Begin

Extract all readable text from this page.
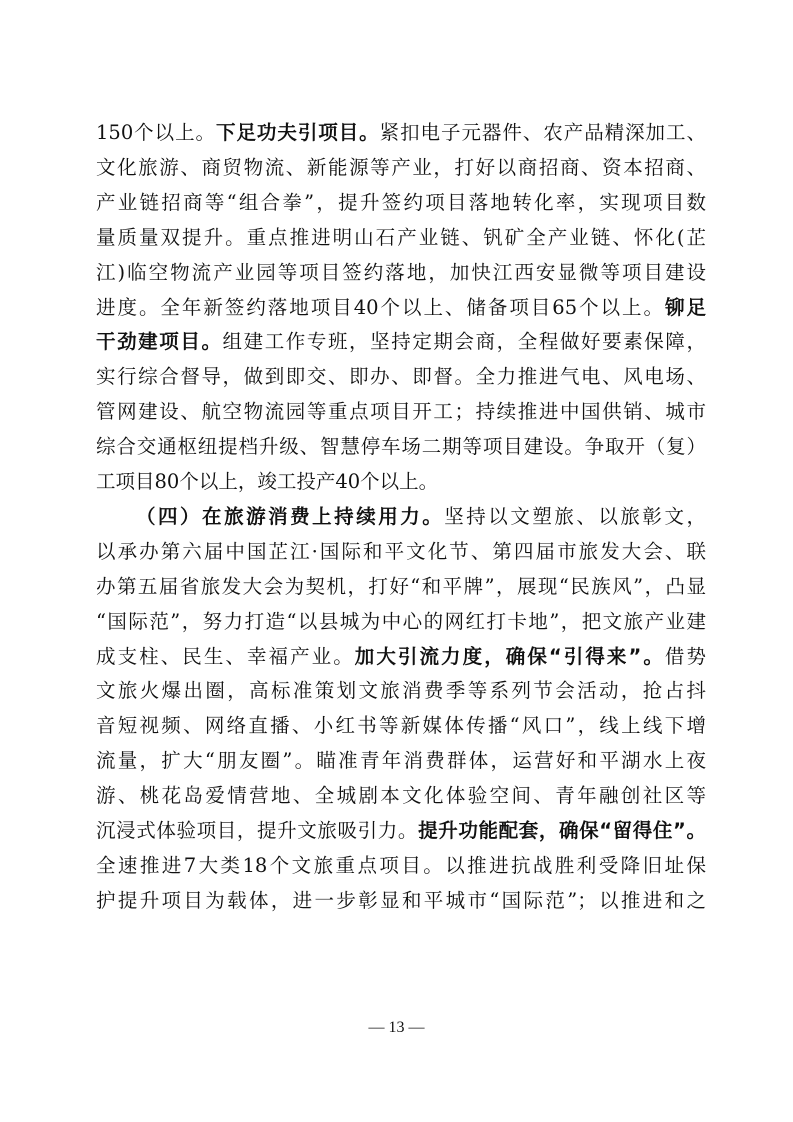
150个以上。下足功夫引项目。紧扣电子元器件、农产品精深加工、
文化旅游、商贸物流、新能源等产业，打好以商招商、资本招商、
产业链招商等“组合拳”，提升签约项目落地转化率，实现项目数
量质量双提升。重点推进明山石产业链、钒矿全产业链、怀化(芷
江)临空物流产业园等项目签约落地，加快江西安显微等项目建设
进度。全年新签约落地项目40个以上、储备项目65个以上。铆足
干劲建项目。组建工作专班，坚持定期会商，全程做好要素保障，
实行综合督导，做到即交、即办、即督。全力推进气电、风电场、
管网建设、航空物流园等重点项目开工；持续推进中国供销、城市
综合交通枢纽提档升级、智慧停车场二期等项目建设。争取开（复）
工项目80个以上，竣工投产40个以上。
（四）在旅游消费上持续用力。坚持以文塑旅、以旅彰文，
以承办第六届中国芷江·国际和平文化节、第四届市旅发大会、联
办第五届省旅发大会为契机，打好“和平牌”，展现“民族风”，凸显
“国际范”，努力打造“以县城为中心的网红打卡地”，把文旅产业建
成支柱、民生、幸福产业。加大引流力度，确保“引得来”。借势
文旅火爆出圈，高标准策划文旅消费季等系列节会活动，抢占抖
音短视频、网络直播、小红书等新媒体传播“风口”，线上线下增
流量，扩大“朋友圈”。瞄准青年消费群体，运营好和平湖水上夜
游、桃花岛爱情营地、全城剧本文化体验空间、青年融创社区等
沉浸式体验项目，提升文旅吸引力。提升功能配套，确保“留得住”。
全速推进7大类18个文旅重点项目。以推进抗战胜利受降旧址保
护提升项目为载体，进一步彰显和平城市“国际范”；以推进和之
— 13 —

End

DESCRIPTION OF THE TASK
Retype the whole listing, keeping every line identical and omitting all pictures.

REPLY
Extract all readable text from this page.
150个以上。下足功夫引项目。紧扣电子元器件、农产品精深加工、
文化旅游、商贸物流、新能源等产业，打好以商招商、资本招商、
产业链招商等“组合拳”，提升签约项目落地转化率，实现项目数
量质量双提升。重点推进明山石产业链、钒矿全产业链、怀化(芷
江)临空物流产业园等项目签约落地，加快江西安显微等项目建设
进度。全年新签约落地项目40个以上、储备项目65个以上。铆足
干劲建项目。组建工作专班，坚持定期会商，全程做好要素保障，
实行综合督导，做到即交、即办、即督。全力推进气电、风电场、
管网建设、航空物流园等重点项目开工；持续推进中国供销、城市
综合交通枢纽提档升级、智慧停车场二期等项目建设。争取开（复）
工项目80个以上，竣工投产40个以上。
（四）在旅游消费上持续用力。坚持以文塑旅、以旅彰文，
以承办第六届中国芷江·国际和平文化节、第四届市旅发大会、联
办第五届省旅发大会为契机，打好“和平牌”，展现“民族风”，凸显
“国际范”，努力打造“以县城为中心的网红打卡地”，把文旅产业建
成支柱、民生、幸福产业。加大引流力度，确保“引得来”。借势
文旅火爆出圈，高标准策划文旅消费季等系列节会活动，抢占抖
音短视频、网络直播、小红书等新媒体传播“风口”，线上线下增
流量，扩大“朋友圈”。瞄准青年消费群体，运营好和平湖水上夜
游、桃花岛爱情营地、全城剧本文化体验空间、青年融创社区等
沉浸式体验项目，提升文旅吸引力。提升功能配套，确保“留得住”。
全速推进7大类18个文旅重点项目。以推进抗战胜利受降旧址保
护提升项目为载体，进一步彰显和平城市“国际范”；以推进和之
— 13 —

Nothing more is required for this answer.